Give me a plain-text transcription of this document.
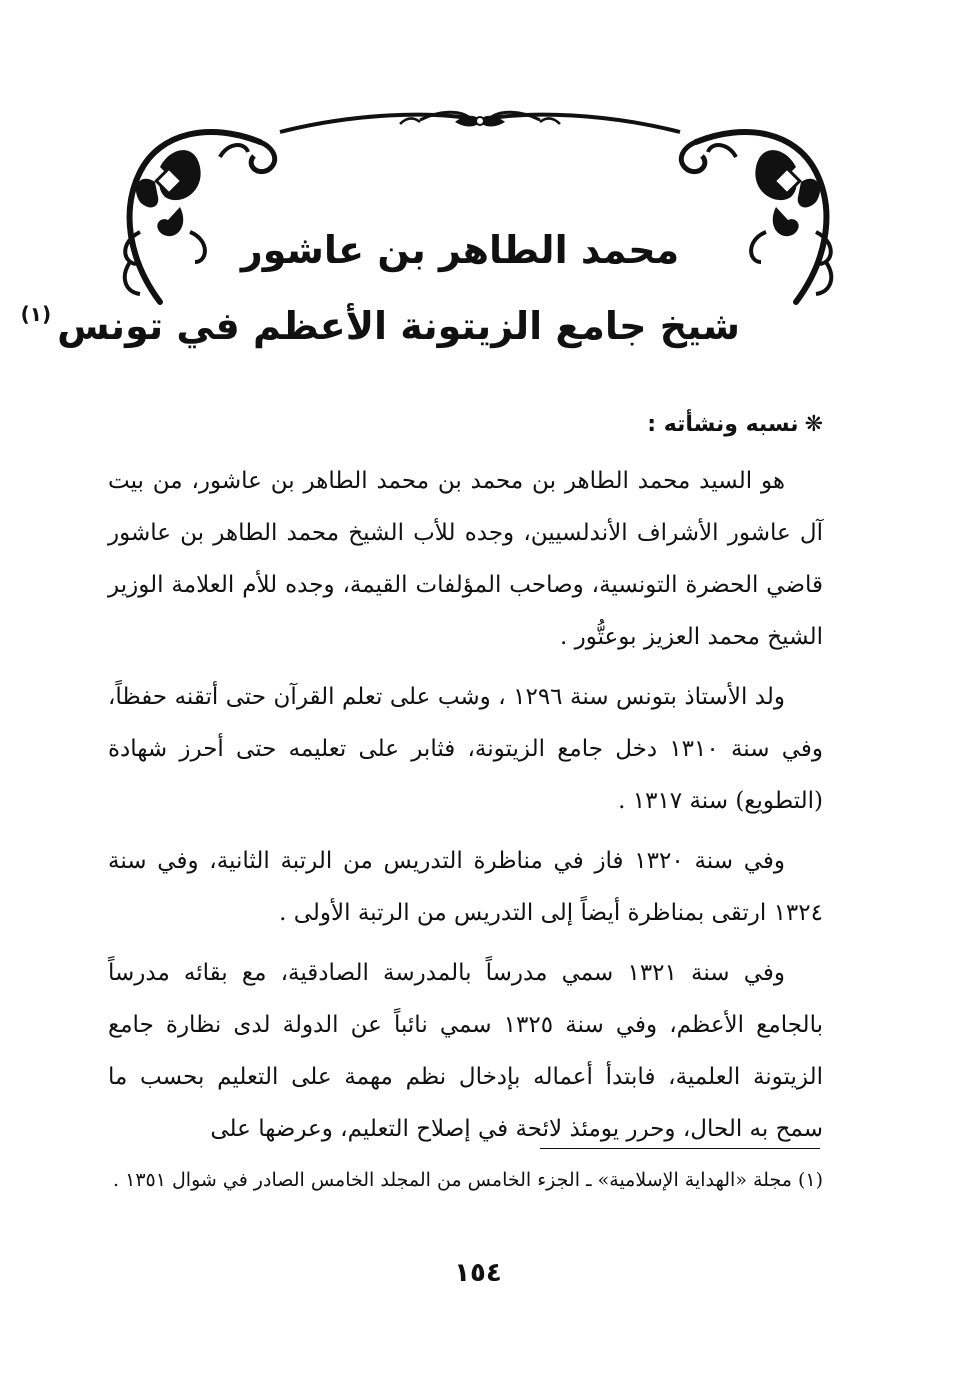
محمد الطاهر بن عاشور
شيخ جامع الزيتونة الأعظم في تونس$^{(١)}$
❋نسبه ونشأته :

هو السيد محمد الطاهر بن محمد بن محمد الطاهر بن عاشور، من بيت آل عاشور الأشراف الأندلسيين، وجده للأب الشيخ محمد الطاهر بن عاشور قاضي الحضرة التونسية، وصاحب المؤلفات القيمة، وجده للأم العلامة الوزير الشيخ محمد العزيز بوعتُّور .

ولد الأستاذ بتونس سنة ١٢٩٦ ، وشب على تعلم القرآن حتى أتقنه حفظاً، وفي سنة ١٣١٠ دخل جامع الزيتونة، فثابر على تعليمه حتى أحرز شهادة (التطويع) سنة ١٣١٧ .

وفي سنة ١٣٢٠ فاز في مناظرة التدريس من الرتبة الثانية، وفي سنة ١٣٢٤ ارتقى بمناظرة أيضاً إلى التدريس من الرتبة الأولى .

وفي سنة ١٣٢١ سمي مدرساً بالمدرسة الصادقية، مع بقائه مدرساً بالجامع الأعظم، وفي سنة ١٣٢٥ سمي نائباً عن الدولة لدى نظارة جامع الزيتونة العلمية، فابتدأ أعماله بإدخال نظم مهمة على التعليم بحسب ما سمح به الحال، وحرر يومئذ لائحة في إصلاح التعليم، وعرضها على

(١) مجلة «الهداية الإسلامية» ـ الجزء الخامس من المجلد الخامس الصادر في شوال ١٣٥١ .
١٥٤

=====

**GOAL:** Omit every picture, then repeat the remaining data exactly as it appears above.

**COMPLETED EXERCISE:**
Give me a plain-text transcription of this document.
محمد الطاهر بن عاشور
شيخ جامع الزيتونة الأعظم في تونس$^{(١)}$
❋نسبه ونشأته :

هو السيد محمد الطاهر بن محمد بن محمد الطاهر بن عاشور، من بيت آل عاشور الأشراف الأندلسيين، وجده للأب الشيخ محمد الطاهر بن عاشور قاضي الحضرة التونسية، وصاحب المؤلفات القيمة، وجده للأم العلامة الوزير الشيخ محمد العزيز بوعتُّور .

ولد الأستاذ بتونس سنة ١٢٩٦ ، وشب على تعلم القرآن حتى أتقنه حفظاً، وفي سنة ١٣١٠ دخل جامع الزيتونة، فثابر على تعليمه حتى أحرز شهادة (التطويع) سنة ١٣١٧ .

وفي سنة ١٣٢٠ فاز في مناظرة التدريس من الرتبة الثانية، وفي سنة ١٣٢٤ ارتقى بمناظرة أيضاً إلى التدريس من الرتبة الأولى .

وفي سنة ١٣٢١ سمي مدرساً بالمدرسة الصادقية، مع بقائه مدرساً بالجامع الأعظم، وفي سنة ١٣٢٥ سمي نائباً عن الدولة لدى نظارة جامع الزيتونة العلمية، فابتدأ أعماله بإدخال نظم مهمة على التعليم بحسب ما سمح به الحال، وحرر يومئذ لائحة في إصلاح التعليم، وعرضها على

(١) مجلة «الهداية الإسلامية» ـ الجزء الخامس من المجلد الخامس الصادر في شوال ١٣٥١ .
١٥٤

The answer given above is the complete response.